#### Dataset ####

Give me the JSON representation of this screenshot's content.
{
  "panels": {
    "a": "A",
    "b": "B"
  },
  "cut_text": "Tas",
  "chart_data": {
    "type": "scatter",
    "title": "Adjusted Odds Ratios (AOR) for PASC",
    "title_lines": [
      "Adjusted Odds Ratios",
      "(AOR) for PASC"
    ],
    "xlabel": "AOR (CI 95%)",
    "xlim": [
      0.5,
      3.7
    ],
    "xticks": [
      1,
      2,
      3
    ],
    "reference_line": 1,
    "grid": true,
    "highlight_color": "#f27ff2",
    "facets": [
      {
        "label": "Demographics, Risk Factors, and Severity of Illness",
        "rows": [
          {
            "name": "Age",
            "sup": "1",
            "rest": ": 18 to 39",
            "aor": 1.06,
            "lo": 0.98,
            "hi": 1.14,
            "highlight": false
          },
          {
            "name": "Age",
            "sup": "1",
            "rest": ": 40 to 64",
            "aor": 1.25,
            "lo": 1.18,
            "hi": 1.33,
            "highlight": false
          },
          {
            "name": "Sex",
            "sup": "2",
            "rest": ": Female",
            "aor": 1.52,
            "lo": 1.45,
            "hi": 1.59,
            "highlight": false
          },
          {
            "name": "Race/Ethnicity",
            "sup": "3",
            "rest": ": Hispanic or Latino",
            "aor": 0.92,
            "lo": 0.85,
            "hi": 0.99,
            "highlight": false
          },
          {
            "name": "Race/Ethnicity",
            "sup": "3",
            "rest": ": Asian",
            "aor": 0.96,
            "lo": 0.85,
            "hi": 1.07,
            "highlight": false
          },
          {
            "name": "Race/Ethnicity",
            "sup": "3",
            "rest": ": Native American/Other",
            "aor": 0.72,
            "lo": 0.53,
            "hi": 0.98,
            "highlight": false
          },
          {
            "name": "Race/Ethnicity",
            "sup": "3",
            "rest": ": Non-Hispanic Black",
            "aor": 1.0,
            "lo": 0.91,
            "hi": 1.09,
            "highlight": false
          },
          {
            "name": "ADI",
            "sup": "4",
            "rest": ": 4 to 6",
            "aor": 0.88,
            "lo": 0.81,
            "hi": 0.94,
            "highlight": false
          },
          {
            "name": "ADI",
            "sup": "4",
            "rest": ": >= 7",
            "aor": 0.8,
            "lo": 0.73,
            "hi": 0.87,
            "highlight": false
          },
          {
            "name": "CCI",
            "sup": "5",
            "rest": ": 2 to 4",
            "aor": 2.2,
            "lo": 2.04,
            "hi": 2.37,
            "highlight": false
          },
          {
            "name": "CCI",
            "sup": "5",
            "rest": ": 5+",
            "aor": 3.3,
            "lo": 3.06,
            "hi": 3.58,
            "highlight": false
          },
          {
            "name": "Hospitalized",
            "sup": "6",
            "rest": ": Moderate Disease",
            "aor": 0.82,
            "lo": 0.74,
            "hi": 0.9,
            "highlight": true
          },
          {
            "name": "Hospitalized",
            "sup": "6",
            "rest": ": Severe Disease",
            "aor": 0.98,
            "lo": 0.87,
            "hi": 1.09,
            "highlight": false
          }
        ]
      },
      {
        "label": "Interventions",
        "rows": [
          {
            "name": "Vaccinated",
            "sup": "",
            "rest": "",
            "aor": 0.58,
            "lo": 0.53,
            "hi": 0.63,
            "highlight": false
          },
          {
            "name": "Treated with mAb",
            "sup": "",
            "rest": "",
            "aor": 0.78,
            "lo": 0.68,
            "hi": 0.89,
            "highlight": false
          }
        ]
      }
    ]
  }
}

####

**Challenge:** Show each line of the data that contains the string "Ratios".

**The output:**
    "title": "Adjusted Odds Ratios (AOR) for PASC",
      "Adjusted Odds Ratios",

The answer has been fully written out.